Figure collection entries:
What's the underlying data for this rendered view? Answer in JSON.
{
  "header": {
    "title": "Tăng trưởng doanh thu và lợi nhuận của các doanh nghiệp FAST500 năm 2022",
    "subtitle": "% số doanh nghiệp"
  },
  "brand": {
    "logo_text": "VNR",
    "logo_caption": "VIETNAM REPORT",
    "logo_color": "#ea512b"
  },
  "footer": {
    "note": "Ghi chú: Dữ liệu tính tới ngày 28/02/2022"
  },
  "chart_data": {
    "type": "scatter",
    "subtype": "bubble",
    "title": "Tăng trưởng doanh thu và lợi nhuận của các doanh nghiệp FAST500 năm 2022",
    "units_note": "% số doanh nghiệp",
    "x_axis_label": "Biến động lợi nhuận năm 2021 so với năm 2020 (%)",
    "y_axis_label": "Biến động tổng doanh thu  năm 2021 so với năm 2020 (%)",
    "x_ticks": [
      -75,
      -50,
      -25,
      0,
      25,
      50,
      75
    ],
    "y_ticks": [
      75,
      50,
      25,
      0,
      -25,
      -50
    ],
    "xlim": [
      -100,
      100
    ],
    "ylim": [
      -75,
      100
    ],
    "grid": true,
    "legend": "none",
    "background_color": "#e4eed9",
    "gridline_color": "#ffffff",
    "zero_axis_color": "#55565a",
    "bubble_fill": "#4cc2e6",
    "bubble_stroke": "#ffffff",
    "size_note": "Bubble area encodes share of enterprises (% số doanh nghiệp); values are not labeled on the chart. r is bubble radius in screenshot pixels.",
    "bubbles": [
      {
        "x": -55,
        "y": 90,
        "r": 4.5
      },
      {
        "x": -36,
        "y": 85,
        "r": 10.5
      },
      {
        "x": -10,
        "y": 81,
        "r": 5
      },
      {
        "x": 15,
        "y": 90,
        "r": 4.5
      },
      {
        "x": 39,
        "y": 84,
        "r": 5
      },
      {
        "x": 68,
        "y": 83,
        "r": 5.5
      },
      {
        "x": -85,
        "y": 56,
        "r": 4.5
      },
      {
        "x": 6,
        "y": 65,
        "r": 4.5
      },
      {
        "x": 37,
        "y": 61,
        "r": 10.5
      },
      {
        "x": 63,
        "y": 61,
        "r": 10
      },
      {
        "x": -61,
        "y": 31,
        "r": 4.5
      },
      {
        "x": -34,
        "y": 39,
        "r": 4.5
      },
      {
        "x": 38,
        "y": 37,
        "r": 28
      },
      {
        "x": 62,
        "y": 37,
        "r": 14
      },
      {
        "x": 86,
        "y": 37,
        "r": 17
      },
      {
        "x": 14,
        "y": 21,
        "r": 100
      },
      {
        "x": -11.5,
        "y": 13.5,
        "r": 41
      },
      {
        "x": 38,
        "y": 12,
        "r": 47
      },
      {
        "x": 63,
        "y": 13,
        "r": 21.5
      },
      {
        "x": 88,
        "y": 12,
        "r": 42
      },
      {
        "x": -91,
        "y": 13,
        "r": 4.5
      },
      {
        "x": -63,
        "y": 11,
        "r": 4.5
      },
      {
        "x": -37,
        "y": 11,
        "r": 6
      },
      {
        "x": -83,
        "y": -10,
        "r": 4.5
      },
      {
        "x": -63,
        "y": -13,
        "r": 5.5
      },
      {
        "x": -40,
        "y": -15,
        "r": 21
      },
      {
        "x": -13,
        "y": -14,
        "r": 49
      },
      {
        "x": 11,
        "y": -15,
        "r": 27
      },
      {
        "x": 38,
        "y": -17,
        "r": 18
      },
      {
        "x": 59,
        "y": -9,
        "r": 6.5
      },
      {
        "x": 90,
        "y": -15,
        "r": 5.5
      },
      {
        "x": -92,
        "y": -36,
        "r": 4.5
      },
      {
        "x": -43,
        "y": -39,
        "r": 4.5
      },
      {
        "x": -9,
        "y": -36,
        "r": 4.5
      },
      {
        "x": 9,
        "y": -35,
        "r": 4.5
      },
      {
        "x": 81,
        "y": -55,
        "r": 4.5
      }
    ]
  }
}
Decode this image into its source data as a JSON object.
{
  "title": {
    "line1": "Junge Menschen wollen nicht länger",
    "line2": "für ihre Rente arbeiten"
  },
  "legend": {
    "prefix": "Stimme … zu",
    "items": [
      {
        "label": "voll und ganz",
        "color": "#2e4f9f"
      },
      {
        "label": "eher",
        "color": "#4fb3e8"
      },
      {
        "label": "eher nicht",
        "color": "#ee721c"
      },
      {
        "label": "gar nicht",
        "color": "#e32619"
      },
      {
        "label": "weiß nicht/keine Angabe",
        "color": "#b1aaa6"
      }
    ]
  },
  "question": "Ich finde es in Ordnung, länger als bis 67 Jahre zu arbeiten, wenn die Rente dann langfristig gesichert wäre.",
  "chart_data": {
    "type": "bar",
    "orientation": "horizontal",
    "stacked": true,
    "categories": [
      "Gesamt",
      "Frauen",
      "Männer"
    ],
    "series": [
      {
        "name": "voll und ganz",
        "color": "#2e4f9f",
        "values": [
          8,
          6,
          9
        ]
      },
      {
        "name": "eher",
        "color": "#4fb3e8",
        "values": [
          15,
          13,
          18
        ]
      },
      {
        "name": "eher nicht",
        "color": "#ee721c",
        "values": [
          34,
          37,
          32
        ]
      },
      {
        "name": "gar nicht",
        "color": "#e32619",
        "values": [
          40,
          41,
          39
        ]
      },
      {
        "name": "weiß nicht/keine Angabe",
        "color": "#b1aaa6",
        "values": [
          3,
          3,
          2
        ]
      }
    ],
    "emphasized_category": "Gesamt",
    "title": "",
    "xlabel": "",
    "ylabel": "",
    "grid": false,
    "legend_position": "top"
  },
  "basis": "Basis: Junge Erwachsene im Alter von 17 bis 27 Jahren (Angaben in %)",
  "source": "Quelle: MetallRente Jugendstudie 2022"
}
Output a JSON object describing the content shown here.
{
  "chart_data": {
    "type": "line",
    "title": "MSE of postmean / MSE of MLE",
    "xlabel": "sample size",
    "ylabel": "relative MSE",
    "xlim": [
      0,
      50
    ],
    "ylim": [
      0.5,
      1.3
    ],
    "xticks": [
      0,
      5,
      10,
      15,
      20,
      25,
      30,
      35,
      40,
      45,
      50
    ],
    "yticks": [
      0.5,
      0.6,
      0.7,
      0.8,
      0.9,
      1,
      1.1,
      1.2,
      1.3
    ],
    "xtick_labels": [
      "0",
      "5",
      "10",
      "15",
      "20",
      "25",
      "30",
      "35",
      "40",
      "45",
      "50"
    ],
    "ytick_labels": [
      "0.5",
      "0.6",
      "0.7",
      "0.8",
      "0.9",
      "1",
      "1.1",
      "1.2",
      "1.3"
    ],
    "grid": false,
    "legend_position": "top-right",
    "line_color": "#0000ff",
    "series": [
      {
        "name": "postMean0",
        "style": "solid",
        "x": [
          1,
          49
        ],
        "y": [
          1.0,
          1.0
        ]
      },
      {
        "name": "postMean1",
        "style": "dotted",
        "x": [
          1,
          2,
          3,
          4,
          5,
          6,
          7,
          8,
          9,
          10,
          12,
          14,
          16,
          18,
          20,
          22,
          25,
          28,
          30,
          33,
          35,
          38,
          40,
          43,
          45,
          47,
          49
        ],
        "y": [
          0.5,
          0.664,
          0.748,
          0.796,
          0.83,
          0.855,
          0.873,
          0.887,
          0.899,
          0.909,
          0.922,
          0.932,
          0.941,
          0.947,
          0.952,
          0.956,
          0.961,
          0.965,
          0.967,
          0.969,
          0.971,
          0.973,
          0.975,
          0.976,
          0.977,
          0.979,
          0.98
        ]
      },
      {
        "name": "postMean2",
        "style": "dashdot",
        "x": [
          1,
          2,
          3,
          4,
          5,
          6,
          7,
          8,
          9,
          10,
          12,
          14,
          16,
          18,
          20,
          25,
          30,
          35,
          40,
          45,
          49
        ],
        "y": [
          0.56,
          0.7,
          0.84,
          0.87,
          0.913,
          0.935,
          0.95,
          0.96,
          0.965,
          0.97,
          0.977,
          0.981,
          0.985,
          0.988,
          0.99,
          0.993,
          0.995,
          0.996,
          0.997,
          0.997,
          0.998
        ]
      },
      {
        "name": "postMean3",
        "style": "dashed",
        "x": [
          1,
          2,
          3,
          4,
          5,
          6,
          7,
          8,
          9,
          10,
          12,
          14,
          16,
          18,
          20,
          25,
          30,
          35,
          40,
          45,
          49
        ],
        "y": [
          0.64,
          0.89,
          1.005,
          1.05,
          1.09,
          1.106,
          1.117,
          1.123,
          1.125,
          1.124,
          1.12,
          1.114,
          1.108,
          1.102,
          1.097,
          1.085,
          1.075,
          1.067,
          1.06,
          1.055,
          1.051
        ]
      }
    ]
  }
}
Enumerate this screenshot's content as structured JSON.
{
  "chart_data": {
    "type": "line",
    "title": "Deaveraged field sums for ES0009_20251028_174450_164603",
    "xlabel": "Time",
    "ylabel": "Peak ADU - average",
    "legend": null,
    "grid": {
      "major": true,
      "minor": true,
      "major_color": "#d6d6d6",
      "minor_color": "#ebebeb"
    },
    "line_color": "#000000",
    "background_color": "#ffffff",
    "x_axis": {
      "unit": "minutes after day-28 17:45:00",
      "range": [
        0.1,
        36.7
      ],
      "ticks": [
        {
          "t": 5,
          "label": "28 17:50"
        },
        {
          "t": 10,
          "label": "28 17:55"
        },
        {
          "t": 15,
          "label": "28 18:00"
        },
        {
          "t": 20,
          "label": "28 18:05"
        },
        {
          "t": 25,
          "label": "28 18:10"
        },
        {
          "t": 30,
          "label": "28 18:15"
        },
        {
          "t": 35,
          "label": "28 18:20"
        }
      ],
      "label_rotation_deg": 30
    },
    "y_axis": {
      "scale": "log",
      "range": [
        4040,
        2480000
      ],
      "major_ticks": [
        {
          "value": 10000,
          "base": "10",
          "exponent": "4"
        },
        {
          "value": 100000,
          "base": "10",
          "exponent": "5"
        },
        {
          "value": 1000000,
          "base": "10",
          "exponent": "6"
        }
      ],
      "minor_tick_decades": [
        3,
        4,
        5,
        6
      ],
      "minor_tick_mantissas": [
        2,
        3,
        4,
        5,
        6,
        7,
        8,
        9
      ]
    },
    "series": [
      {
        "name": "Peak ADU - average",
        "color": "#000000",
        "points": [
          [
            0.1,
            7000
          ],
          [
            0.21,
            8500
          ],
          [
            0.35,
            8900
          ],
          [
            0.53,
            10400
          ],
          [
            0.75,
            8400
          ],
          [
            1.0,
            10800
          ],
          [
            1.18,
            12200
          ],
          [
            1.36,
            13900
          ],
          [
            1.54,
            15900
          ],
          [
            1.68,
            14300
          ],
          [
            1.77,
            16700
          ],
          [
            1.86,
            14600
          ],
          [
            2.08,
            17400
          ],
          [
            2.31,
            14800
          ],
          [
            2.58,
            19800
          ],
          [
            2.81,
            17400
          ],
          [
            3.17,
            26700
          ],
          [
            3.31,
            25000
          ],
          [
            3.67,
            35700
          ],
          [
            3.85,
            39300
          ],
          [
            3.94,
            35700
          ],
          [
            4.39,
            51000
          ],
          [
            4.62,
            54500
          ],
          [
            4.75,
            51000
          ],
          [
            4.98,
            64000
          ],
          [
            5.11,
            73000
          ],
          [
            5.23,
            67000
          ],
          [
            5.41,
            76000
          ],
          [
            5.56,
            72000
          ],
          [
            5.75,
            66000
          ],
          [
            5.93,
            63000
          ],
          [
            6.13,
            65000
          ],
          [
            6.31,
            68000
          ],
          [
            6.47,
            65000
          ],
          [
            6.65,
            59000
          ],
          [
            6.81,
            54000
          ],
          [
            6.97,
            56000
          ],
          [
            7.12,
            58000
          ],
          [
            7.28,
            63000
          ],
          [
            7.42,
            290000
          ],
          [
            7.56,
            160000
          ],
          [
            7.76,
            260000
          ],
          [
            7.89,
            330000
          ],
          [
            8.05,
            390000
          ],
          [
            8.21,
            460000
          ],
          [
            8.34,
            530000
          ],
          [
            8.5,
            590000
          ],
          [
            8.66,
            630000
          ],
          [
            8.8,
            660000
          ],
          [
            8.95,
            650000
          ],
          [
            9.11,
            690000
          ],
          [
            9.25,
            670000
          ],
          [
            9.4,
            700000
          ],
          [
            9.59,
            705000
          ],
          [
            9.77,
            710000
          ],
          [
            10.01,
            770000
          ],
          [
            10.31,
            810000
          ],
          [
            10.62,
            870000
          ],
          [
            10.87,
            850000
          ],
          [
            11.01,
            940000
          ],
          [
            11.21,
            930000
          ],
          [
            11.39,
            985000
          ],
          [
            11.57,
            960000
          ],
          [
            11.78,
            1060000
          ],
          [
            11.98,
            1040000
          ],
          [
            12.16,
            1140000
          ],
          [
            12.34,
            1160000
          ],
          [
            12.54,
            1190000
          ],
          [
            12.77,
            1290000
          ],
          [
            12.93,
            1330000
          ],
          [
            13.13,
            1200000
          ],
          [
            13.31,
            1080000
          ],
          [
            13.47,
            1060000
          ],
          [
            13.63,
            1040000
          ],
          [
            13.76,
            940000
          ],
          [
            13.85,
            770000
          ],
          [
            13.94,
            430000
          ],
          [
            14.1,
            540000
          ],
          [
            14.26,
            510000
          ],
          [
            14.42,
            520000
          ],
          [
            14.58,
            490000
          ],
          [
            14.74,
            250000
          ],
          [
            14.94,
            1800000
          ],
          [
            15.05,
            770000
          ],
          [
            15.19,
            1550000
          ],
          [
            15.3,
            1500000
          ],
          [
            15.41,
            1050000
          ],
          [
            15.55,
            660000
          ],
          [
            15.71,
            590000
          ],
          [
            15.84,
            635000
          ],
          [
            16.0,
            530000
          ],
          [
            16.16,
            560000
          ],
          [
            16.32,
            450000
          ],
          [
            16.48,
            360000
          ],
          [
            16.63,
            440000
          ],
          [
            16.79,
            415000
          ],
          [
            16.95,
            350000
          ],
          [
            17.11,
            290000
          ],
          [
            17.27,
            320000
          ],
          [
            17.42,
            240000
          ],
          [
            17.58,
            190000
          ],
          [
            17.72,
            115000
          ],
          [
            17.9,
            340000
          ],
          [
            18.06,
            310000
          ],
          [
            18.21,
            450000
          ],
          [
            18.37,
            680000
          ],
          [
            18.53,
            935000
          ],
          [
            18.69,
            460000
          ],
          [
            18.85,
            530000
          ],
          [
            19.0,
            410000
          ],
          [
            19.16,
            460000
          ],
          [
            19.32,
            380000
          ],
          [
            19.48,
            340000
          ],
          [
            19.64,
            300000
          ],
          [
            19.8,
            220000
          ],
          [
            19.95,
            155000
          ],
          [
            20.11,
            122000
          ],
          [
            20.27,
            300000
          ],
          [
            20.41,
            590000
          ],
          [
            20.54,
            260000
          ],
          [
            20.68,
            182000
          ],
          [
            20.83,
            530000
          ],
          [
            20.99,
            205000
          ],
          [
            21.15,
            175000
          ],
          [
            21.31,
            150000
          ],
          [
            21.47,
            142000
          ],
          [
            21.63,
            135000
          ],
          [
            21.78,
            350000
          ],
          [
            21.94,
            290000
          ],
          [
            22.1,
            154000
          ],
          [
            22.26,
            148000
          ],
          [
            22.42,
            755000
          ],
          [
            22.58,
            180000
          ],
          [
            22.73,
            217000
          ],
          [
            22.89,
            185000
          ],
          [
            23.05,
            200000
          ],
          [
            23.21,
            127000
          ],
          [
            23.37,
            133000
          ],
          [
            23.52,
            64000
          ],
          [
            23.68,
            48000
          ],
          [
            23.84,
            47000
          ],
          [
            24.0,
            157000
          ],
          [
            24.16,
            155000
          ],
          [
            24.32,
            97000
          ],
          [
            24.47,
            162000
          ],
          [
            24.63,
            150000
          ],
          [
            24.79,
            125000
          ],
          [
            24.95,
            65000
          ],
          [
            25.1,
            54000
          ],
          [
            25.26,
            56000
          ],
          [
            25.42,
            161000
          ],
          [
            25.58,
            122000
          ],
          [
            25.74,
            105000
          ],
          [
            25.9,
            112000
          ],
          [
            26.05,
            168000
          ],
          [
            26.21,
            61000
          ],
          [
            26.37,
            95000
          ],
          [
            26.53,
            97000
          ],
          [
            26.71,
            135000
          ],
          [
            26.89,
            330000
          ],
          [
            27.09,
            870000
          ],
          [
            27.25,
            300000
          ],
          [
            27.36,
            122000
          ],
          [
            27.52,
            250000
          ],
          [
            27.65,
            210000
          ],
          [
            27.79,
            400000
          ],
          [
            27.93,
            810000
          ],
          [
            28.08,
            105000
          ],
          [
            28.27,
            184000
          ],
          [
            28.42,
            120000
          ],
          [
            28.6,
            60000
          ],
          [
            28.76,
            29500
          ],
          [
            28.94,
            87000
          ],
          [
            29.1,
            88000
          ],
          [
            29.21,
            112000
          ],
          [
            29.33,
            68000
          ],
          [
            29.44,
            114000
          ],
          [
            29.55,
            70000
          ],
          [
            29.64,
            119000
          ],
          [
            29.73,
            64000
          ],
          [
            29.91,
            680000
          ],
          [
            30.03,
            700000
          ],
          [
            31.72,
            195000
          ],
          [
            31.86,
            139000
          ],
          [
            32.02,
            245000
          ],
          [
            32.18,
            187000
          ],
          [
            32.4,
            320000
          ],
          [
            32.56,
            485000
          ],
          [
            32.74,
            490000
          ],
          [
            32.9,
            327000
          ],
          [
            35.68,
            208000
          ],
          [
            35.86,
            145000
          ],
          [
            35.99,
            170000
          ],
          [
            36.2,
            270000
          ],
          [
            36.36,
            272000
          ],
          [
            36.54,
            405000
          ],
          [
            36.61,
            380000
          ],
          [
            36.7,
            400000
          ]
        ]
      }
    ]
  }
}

What you have to do | Pull out all lines containing "true".

Problem solution |
    "grid": true,
    "stacked": true,
      "major": true,
      "minor": true,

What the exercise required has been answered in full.